INPUT MATERIAL →

::::::::::

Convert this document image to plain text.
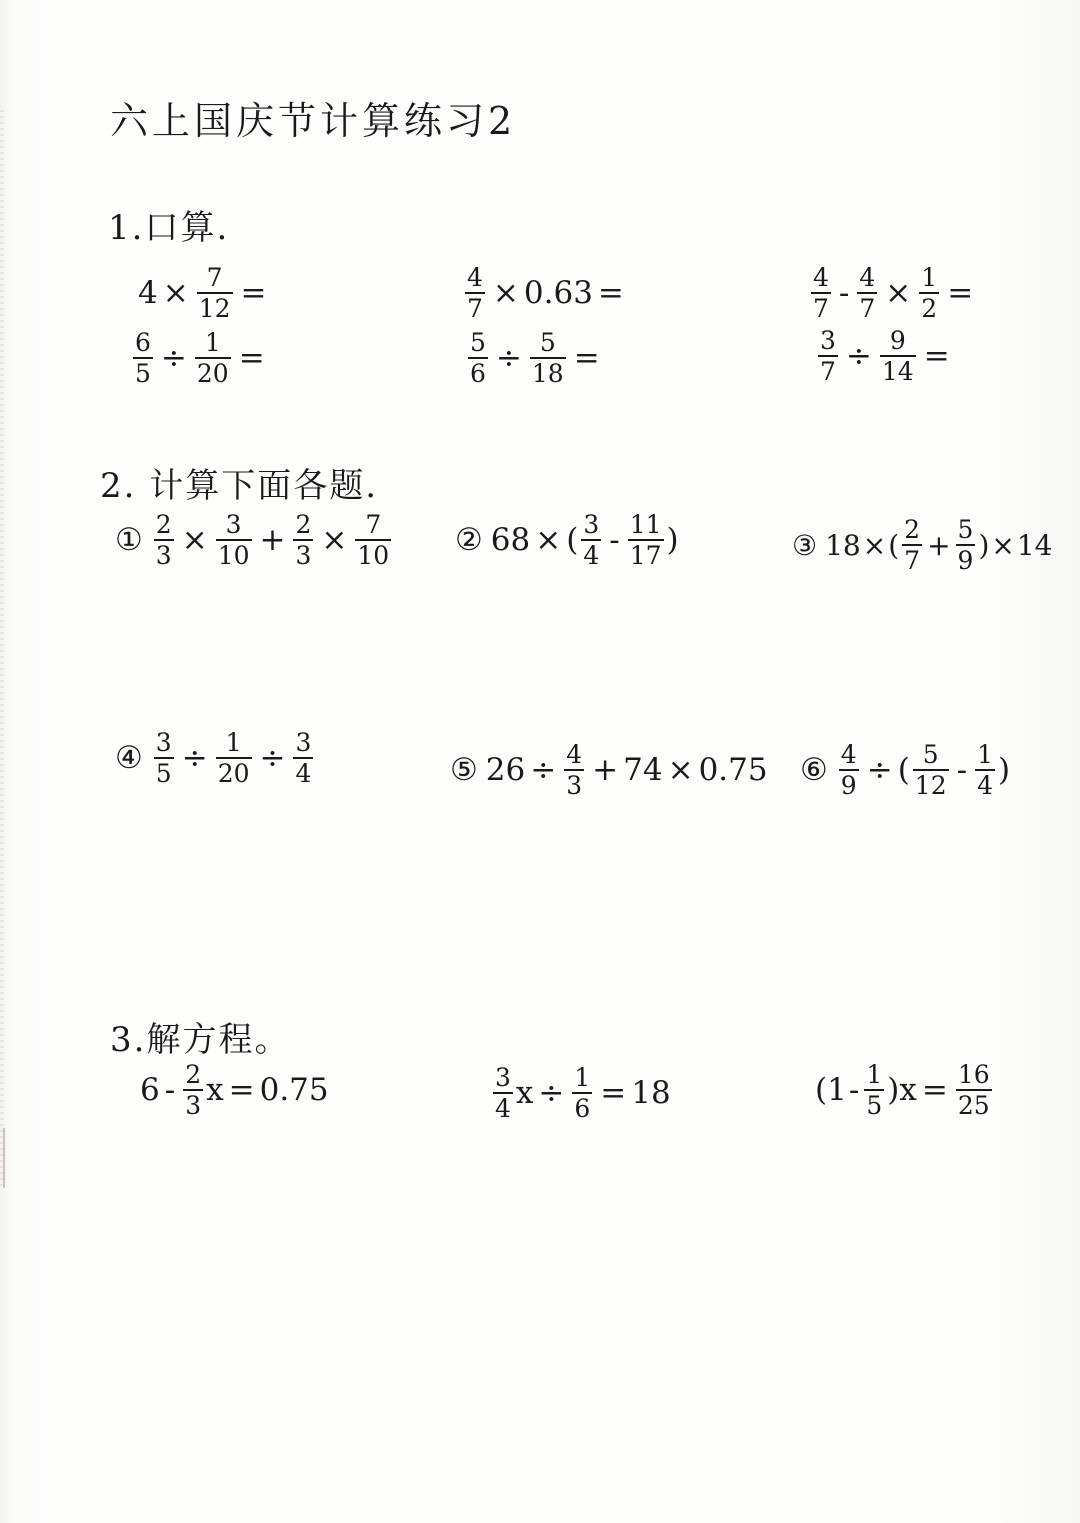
六上国庆节计算练习2
1.口算.
$4 \times \frac{7}{12}$ =	$\frac{4}{7} \times 0.63$ =	$\frac{4}{7} - \frac{4}{7} \times \frac{1}{2}$ =
$\frac{6}{5} \div \frac{1}{20}$ =	$\frac{5}{6} \div \frac{5}{18}$ =	$\frac{3}{7} \div \frac{9}{14}$ =
2. 计算下面各题.
① $\frac{2}{3} \times \frac{3}{10} + \frac{2}{3} \times \frac{7}{10}$ ② 68 × ( $\frac{3}{4} - \frac{11}{17}$ )	③ 18 × ( $\frac{2}{7} + \frac{5}{9}$ ) × 14
④ $\frac{3}{5} \div \frac{1}{20} \div \frac{3}{4}$	⑤ $26 \div \frac{4}{3} + 74 \times 0.75$ ⑥ $\frac{4}{9}$ ÷ ( $\frac{5}{12} - \frac{1}{4}$ )
3.解方程。
$6 - \frac{2}{3}$ x = 0.75	$\frac{3}{4}$ $x \div \frac{1}{6} = 18$	( $1 - \frac{1}{5}$ ) $x = \frac{16}{25}$
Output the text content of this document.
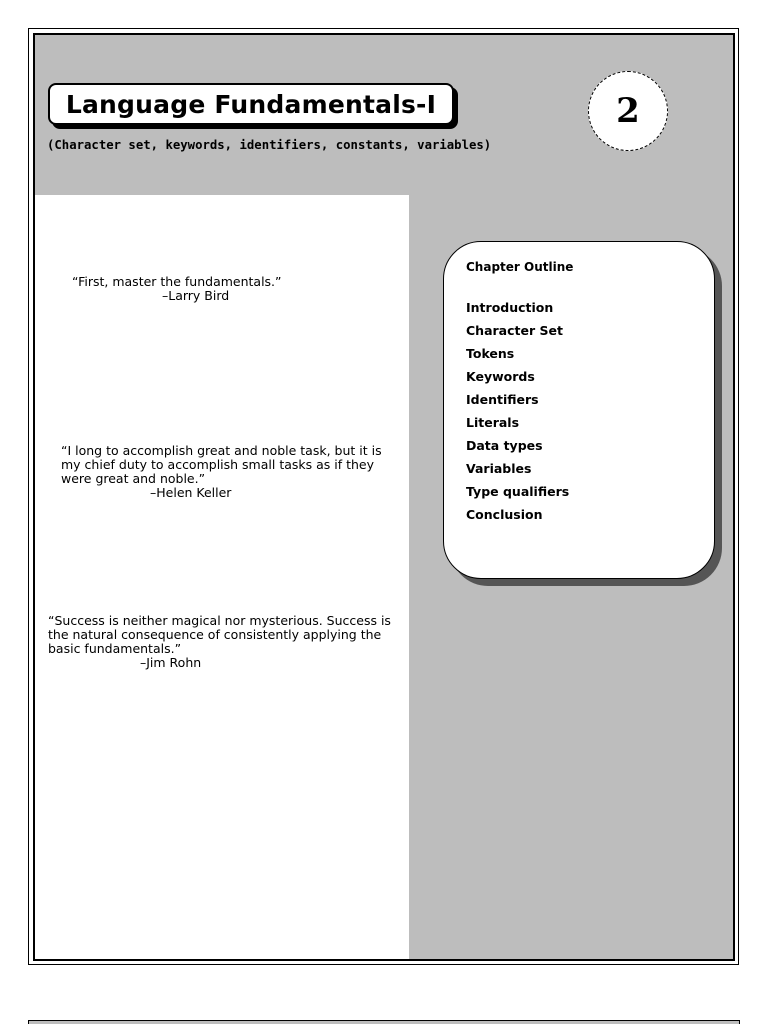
Language Fundamentals-I
(Character set, keywords, identifiers, constants, variables)
2
“First, master the fundamentals.”
–Larry Bird
“I long to accomplish great and noble task, but it is
my chief duty to accomplish small tasks as if they
were great and noble.”
–Helen Keller
“Success is neither magical nor mysterious. Success is
the natural consequence of consistently applying the
basic fundamentals.”
–Jim Rohn
Chapter Outline
Introduction
Character Set
Tokens
Keywords
Identifiers
Literals
Data types
Variables
Type qualifiers
Conclusion
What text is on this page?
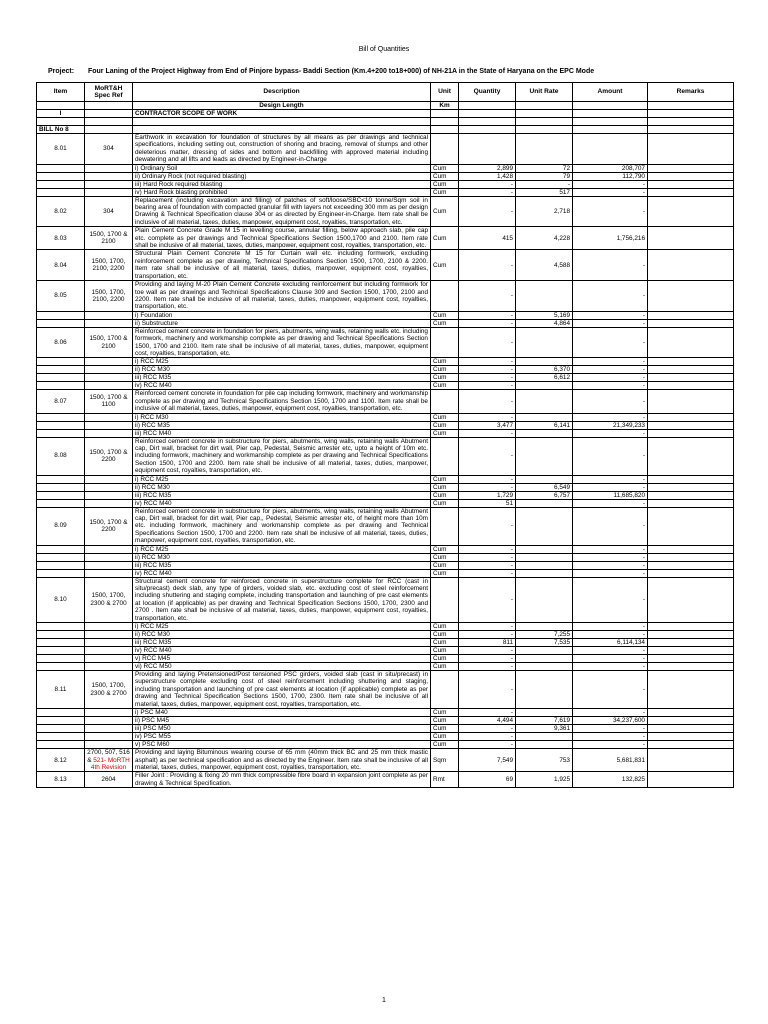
Bill of Quantities
Project: Four Laning of the Project Highway from End of Pinjore bypass- Baddi Section (Km.4+200 to18+000) of NH-21A in the State of Haryana on the EPC Mode
Item	MoRT&H Spec Ref	Description	Unit	Quantity	Unit Rate	Amount	Remarks
		Design Length	Km				
I		CONTRACTOR SCOPE OF WORK					

BILL No 8							
8.01	304	Earthwork in excavation for foundation of structures by all means as per drawings and technical specifications, including setting out, construction of shoring and bracing, removal of stumps and other deleterious matter, dressing of sides and bottom and backfilling with approved material including dewatering and all lifts and leads as directed by Engineer-in-Charge					
		i) Ordinary Soil	Cum	2,899	72	208,707	
		ii) Ordinary Rock (not required blasting)	Cum	1,428	79	112,790	
		iii) Hard Rock required blasting	Cum	-	-	-	
		iv) Hard Rock blasting prohibited	Cum	-	517	-	
8.02	304	Replacement (including excavation and filling) of patches of soft/loose/SBC<10 tonne/Sqm soil in bearing area of foundation with compacted granular fill with layers not exceeding 300 mm as per design Drawing & Technical Specification clause 304 or as directed by Engineer-in-Charge. Item rate shall be inclusive of all material, taxes, duties, manpower, equipment cost, royalties, transportation, etc.	Cum	-	2,718	-	
8.03	1500, 1700 & 2100	Plain Cement Concrete Grade M 15 in levelling course, annular filling, below approach slab, pile cap etc. complete as per drawings and Technical Specifications Section 1500,1700 and 2100. Item rate shall be inclusive of all material, taxes, duties, manpower, equipment cost, royalties, transportation, etc.	Cum	415	4,228	1,756,216	
8.04	1500, 1700, 2100, 2200	Structural Plain Cement Concrete M 15 for Curtain wall etc. including formwork, excluding reinforcement complete as per drawing, Technical Specifications Section 1500, 1700, 2100 & 2200. Item rate shall be inclusive of all material, taxes, duties, manpower, equipment cost, royalties, transportation, etc.	Cum	-	4,588	-	
8.05	1500, 1700, 2100, 2200	Providing and laying M-20 Plain Cement Concrete excluding reinforcement but including formwork for toe wall as per drawings and Technical Specifications Clause 309 and Section 1500, 1700, 2100 and 2200. Item rate shall be inclusive of all material, taxes, duties, manpower, equipment cost, royalties, transportation, etc.		-		-	
		i) Foundation	Cum	-	5,169	-	
		ii) Substructure	Cum	-	4,864	-	
8.06	1500, 1700 & 2100	Reinforced cement concrete in foundation for piers, abutments, wing walls, retaining walls etc. including formwork, machinery and workmanship complete as per drawing and Technical Specifications Section 1500, 1700 and 2100. Item rate shall be inclusive of all material, taxes, duties, manpower, equipment cost, royalties, transportation, etc.		-		-	
		i) RCC M25	Cum	-		-	
		ii) RCC M30	Cum	-	6,370	-	
		iii) RCC M35	Cum	-	6,612	-	
		iv) RCC M40	Cum	-		-	
8.07	1500, 1700 & 1100	Reinforced cement concrete in foundation for pile cap including formwork, machinery and workmanship complete as per drawing and Technical Specifications Section 1500, 1700 and 1100. Item rate shall be inclusive of all material, taxes, duties, manpower, equipment cost, royalties, transportation, etc.		-		-	
		i) RCC M30	Cum	-		-	
		ii) RCC M35	Cum	3,477	6,141	21,349,233	
		iii) RCC M40	Cum	-		-	
8.08	1500, 1700 & 2200	Reinforced cement concrete in substructure for piers, abutments, wing walls, retaining walls Abutment cap, Dirt wall, bracket for dirt wall, Pier cap, Pedestal, Seismic arrester etc, upto a height of 10m etc. including formwork, machinery and workmanship complete as per drawing and Technical Specifications Section 1500, 1700 and 2200. Item rate shall be inclusive of all material, taxes, duties, manpower, equipment cost, royalties, transportation, etc.		-		-	
		i) RCC M25	Cum	-		-	
		ii) RCC M30	Cum	-	6,549	-	
		iii) RCC M35	Cum	1,729	6,757	11,685,820	
		iv) RCC M40	Cum	51		-	
8.09	1500, 1700 & 2200	Reinforced cement concrete in substructure for piers, abutments, wing walls, retaining walls Abutment cap, Dirt wall, bracket for dirt wall, Pier cap,, Pedestal, Seismic arrester etc, of height more than 10m etc. including formwork, machinery and workmanship complete as per drawing and Technical Specifications Section 1500, 1700 and 2200. Item rate shall be inclusive of all material, taxes, duties, manpower, equipment cost, royalties, transportation, etc.		-		-	
		i) RCC M25	Cum	-		-	
		ii) RCC M30	Cum	-		-	
		iii) RCC M35	Cum	-		-	
		iv) RCC M40	Cum	-		-	
8.10	1500, 1700, 2300 & 2700	Structural cement concrete for reinforced concrete in superstructure complete for RCC (cast in situ/precast) deck slab, any type of girders, voided slab, etc. excluding cost of steel reinforcement including shuttering and staging complete, including transportation and launching of pre cast elements at location (if applicable) as per drawing and Technical Specification Sections 1500, 1700, 2300 and 2700 . Item rate shall be inclusive of all material, taxes, duties, manpower, equipment cost, royalties, transportation, etc.		-		-	
		i) RCC M25	Cum	-		-	
		ii) RCC M30	Cum	-	7,255	-	
		iii) RCC M35	Cum	811	7,535	6,114,134	
		iv) RCC M40	Cum	-		-	
		v) RCC M45	Cum	-		-	
		vi) RCC M50	Cum	-		-	
8.11	1500, 1700, 2300 & 2700	Providing and laying Pretensioned/Post tensioned PSC girders, voided slab (cast in situ/precast) in superstructure complete excluding cost of steel reinforcement including shuttering and staging, including transportation and launching of pre cast elements at location (if applicable) complete as per drawing and Technical Specification Sections 1500, 1700, 2300. Item rate shall be inclusive of all material, taxes, duties, manpower, equipment cost, royalties, transportation, etc.		-		-	
		i) PSC M40	Cum	-		-	
		ii) PSC M45	Cum	4,494	7,619	34,237,600	
		iii) PSC M50	Cum	-	9,361	-	
		iv) PSC M55	Cum	-		-	
		v) PSC M60	Cum	-		-	
8.12	2700, 507, 516 & 521- MoRTH 4th Revision	Providing and laying Bituminous wearing course of 65 mm (40mm thick BC and 25 mm thick mastic asphalt) as per technical specification and as directed by the Engineer. Item rate shall be inclusive of all material, taxes, duties, manpower, equipment cost, royalties, transportation, etc.	Sqm	7,549	753	5,681,831	
8.13	2604	Filler Joint : Providing & fixing 20 mm thick compressible fibre board in expansion joint complete as per drawing & Technical Specification.	Rmt	69	1,925	132,825	
1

::::::::::

Copy out every line from the material above in which the word "Hard" appears.

SOLUTION TO THIS EXERCISE →
		iii) Hard Rock required blasting	Cum	-	-	-	
		iv) Hard Rock blasting prohibited	Cum	-	517	-	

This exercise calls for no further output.